Records that describe figures:
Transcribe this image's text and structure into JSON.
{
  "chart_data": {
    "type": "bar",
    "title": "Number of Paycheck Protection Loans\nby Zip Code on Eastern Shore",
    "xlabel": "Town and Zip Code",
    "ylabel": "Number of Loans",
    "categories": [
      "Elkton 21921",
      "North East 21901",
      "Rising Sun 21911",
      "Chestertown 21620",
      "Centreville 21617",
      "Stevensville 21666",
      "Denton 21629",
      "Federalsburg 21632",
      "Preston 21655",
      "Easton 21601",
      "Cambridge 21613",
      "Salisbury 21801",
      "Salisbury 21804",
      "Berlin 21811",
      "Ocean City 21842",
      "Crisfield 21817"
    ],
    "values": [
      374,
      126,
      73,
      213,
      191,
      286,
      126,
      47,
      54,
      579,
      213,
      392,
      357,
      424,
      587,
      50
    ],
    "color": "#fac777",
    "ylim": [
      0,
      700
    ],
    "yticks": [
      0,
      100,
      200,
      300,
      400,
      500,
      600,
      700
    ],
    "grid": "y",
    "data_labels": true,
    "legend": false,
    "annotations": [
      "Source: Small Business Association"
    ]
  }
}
--
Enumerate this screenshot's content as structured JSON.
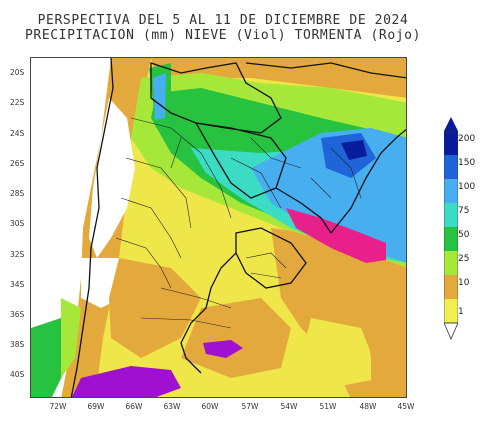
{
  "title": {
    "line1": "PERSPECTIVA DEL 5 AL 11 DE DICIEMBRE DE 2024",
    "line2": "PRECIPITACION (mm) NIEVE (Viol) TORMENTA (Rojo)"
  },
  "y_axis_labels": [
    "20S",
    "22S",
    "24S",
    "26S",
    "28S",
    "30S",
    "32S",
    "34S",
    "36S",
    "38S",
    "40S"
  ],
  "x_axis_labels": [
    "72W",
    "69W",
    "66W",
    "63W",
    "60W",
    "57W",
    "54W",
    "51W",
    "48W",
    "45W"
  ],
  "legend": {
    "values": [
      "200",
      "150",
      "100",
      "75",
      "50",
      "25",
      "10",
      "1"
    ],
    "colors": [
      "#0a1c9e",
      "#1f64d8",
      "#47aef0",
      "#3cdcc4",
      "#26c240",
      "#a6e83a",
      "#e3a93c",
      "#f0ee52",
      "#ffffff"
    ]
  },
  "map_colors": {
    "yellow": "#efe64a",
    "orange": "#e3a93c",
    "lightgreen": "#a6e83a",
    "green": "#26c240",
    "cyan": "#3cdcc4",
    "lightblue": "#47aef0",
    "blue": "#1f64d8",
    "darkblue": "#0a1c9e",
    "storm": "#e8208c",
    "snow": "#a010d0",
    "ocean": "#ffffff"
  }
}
...
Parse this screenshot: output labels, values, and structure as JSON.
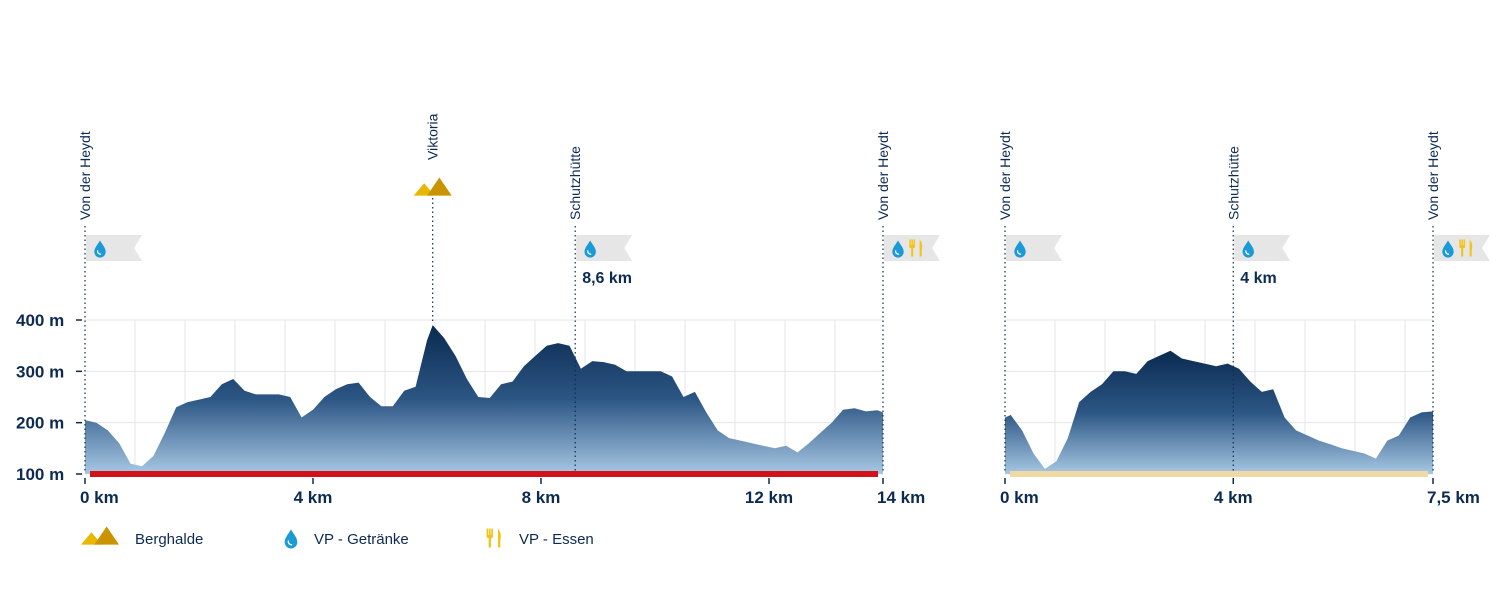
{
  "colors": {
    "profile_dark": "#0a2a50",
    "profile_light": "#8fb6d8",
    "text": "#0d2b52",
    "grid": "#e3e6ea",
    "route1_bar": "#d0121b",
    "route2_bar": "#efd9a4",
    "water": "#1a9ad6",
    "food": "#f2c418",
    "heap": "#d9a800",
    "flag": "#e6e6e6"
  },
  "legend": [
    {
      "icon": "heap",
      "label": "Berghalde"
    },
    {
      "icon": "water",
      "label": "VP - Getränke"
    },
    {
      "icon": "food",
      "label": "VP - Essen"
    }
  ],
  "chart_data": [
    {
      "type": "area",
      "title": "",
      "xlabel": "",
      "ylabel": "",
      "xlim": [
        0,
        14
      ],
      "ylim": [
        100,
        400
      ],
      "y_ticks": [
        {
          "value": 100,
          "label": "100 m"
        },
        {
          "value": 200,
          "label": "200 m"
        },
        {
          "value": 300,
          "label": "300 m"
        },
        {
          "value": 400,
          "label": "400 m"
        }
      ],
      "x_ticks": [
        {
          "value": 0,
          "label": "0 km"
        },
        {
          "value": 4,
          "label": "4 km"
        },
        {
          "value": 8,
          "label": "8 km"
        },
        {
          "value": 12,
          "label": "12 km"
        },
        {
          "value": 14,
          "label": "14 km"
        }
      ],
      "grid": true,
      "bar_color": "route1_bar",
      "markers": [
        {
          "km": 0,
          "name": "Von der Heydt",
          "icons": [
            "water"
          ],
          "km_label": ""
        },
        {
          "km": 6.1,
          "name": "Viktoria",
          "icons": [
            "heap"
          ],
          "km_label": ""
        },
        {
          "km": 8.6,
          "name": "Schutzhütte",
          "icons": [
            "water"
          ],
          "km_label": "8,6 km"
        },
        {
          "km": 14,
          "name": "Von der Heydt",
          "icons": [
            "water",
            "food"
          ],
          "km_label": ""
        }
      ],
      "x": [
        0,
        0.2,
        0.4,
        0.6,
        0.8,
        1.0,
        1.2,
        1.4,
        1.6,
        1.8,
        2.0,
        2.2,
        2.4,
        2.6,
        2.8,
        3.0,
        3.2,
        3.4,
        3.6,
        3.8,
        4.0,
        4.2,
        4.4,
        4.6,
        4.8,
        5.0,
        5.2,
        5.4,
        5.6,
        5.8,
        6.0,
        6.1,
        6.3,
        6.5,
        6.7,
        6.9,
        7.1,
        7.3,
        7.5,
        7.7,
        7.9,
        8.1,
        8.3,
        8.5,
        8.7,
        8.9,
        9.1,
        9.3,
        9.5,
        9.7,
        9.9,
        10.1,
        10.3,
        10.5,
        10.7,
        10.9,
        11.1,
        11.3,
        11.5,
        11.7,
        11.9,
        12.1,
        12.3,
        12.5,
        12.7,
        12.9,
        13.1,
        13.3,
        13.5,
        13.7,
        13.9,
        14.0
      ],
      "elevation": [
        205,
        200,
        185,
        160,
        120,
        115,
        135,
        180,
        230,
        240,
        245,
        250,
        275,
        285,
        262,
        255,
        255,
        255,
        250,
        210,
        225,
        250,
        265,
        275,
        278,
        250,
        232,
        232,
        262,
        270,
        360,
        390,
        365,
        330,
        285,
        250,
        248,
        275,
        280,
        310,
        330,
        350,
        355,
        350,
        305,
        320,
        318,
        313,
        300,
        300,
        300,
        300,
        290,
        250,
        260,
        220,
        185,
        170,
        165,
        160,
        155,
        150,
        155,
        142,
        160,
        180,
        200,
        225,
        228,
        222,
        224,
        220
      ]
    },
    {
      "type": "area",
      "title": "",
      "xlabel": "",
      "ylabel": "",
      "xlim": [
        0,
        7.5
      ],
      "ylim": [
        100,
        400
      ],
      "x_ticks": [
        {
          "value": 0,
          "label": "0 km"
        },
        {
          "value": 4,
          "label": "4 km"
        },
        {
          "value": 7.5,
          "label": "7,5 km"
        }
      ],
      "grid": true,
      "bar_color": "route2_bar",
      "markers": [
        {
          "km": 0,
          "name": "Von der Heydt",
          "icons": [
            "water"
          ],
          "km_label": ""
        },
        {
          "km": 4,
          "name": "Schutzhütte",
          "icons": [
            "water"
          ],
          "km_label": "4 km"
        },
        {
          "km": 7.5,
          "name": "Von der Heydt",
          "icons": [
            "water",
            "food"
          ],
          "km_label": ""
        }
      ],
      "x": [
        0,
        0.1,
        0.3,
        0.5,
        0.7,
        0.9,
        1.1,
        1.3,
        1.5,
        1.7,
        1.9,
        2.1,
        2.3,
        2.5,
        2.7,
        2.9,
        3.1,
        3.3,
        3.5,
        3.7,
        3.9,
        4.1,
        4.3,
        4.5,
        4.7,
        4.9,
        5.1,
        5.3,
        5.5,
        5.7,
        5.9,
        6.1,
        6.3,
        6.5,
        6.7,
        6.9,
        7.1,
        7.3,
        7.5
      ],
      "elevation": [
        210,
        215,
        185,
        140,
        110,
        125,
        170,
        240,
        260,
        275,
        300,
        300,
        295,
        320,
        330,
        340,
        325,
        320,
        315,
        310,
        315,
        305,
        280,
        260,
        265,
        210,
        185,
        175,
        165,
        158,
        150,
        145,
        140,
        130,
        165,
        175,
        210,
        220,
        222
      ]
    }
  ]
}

GOAL:
Search the lines for the word "grid" and report how many contain it, by number only.

RESPONSE:
4